--- RECORDS SHOWN ---
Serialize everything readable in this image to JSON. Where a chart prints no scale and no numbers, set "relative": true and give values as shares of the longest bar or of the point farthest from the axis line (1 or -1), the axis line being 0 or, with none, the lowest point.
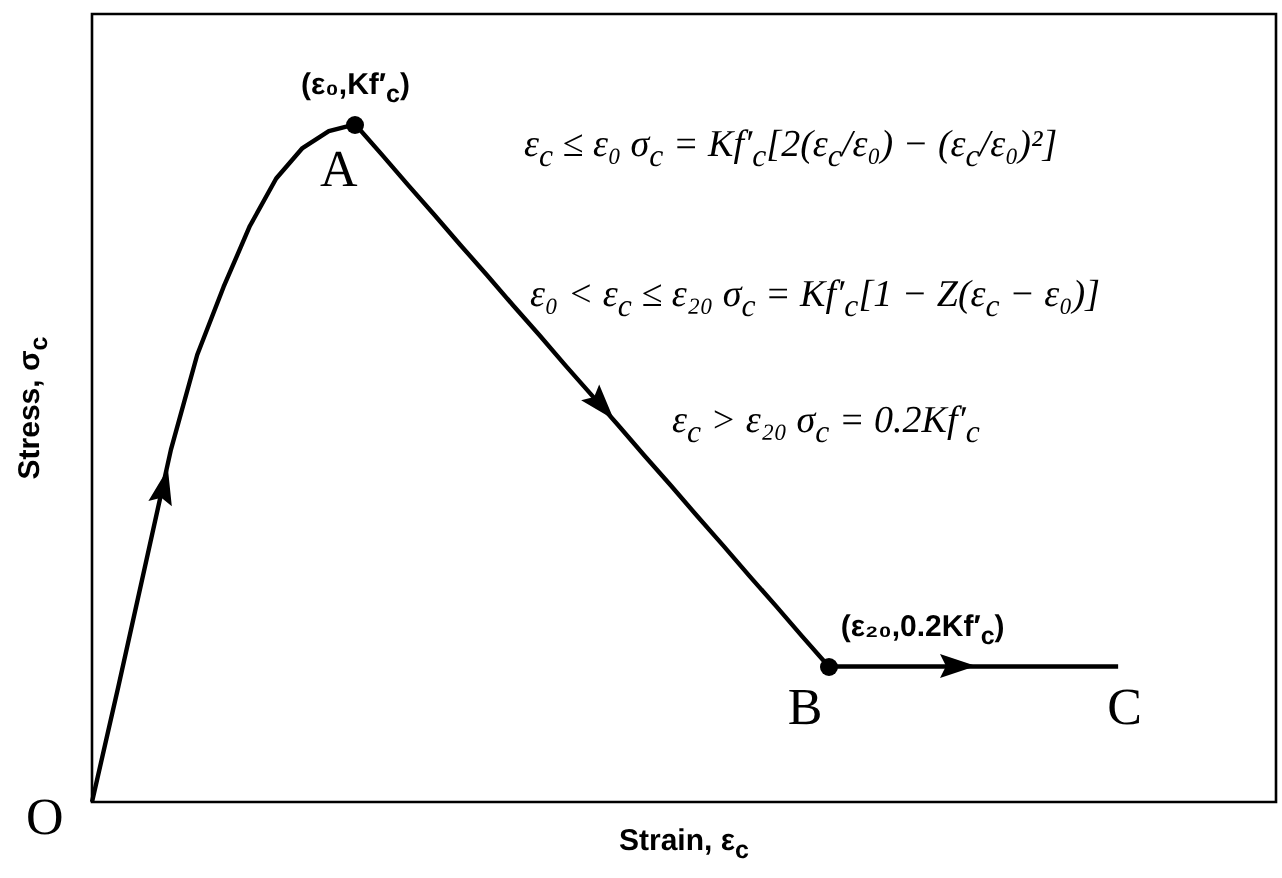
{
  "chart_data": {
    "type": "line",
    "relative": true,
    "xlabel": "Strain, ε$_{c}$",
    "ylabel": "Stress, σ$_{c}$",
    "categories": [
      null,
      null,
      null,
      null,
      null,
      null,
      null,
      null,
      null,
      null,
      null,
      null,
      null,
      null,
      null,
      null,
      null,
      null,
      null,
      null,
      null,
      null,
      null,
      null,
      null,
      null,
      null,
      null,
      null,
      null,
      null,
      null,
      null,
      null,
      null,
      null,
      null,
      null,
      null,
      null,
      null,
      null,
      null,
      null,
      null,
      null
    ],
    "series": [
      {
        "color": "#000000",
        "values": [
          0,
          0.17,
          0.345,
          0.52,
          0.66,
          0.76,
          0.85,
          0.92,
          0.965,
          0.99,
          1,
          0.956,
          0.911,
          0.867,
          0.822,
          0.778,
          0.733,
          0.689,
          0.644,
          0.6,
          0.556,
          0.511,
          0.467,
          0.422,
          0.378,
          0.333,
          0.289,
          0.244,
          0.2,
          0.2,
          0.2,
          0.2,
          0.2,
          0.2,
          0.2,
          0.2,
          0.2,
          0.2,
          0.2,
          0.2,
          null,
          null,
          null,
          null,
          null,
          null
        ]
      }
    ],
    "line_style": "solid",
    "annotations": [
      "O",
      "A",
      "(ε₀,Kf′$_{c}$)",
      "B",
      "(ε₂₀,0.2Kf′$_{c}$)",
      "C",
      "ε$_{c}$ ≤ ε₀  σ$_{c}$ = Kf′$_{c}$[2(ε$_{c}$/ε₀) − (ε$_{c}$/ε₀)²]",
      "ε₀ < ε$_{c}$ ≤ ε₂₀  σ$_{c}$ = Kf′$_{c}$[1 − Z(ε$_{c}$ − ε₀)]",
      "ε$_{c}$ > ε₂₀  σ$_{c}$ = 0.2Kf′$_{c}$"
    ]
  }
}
---
--- RECORDS SHOWN ---
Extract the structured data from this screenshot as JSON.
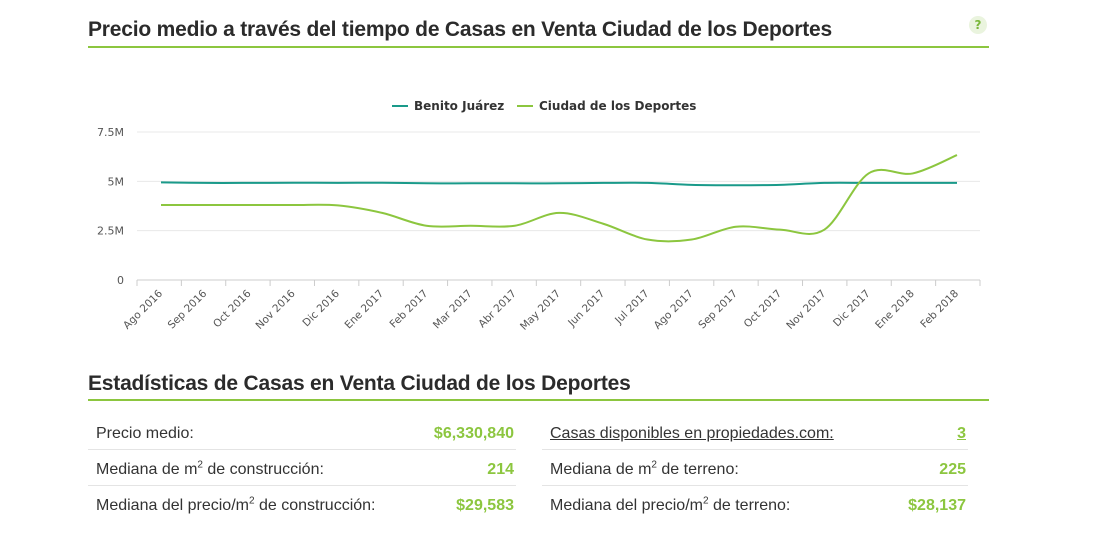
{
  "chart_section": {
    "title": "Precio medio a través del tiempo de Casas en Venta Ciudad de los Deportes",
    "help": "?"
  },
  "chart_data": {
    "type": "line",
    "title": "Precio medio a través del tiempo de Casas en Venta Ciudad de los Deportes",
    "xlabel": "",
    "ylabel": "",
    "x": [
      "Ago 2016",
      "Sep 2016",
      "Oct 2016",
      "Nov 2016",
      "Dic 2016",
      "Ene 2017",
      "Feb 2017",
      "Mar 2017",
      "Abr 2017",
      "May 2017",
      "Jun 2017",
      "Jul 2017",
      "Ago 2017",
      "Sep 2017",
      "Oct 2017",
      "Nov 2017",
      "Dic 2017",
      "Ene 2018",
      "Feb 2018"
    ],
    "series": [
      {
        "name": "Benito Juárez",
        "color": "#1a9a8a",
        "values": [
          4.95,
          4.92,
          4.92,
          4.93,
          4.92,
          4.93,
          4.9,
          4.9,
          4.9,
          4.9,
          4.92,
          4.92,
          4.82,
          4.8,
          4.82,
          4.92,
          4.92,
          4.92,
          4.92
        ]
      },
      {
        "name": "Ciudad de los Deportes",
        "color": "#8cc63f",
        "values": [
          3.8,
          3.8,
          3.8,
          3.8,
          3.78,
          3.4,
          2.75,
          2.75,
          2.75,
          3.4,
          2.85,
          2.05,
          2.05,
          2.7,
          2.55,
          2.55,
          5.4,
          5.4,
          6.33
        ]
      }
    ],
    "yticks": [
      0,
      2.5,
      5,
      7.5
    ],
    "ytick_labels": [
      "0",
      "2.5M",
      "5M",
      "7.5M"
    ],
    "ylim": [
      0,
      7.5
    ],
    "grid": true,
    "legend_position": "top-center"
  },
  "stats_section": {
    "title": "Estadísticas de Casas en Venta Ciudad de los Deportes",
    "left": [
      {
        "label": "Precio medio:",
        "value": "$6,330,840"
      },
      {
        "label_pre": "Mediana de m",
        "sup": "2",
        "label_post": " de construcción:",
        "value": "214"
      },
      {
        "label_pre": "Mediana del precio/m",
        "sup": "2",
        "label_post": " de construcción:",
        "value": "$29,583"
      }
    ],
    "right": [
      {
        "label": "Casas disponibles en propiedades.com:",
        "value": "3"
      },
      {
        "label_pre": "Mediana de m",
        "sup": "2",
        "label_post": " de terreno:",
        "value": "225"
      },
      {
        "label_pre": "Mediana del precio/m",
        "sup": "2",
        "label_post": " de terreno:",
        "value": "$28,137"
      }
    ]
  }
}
---
Go through the material above and copy each line that has the word "true".

Serialize everything readable in this image to JSON. Where a chart prints no scale and no numbers, set "relative": true and give values as shares of the longest bar or of the point farthest from the axis line (1 or -1), the axis line being 0 or, with none, the lowest point.
    "relative": true,
    "grid": true,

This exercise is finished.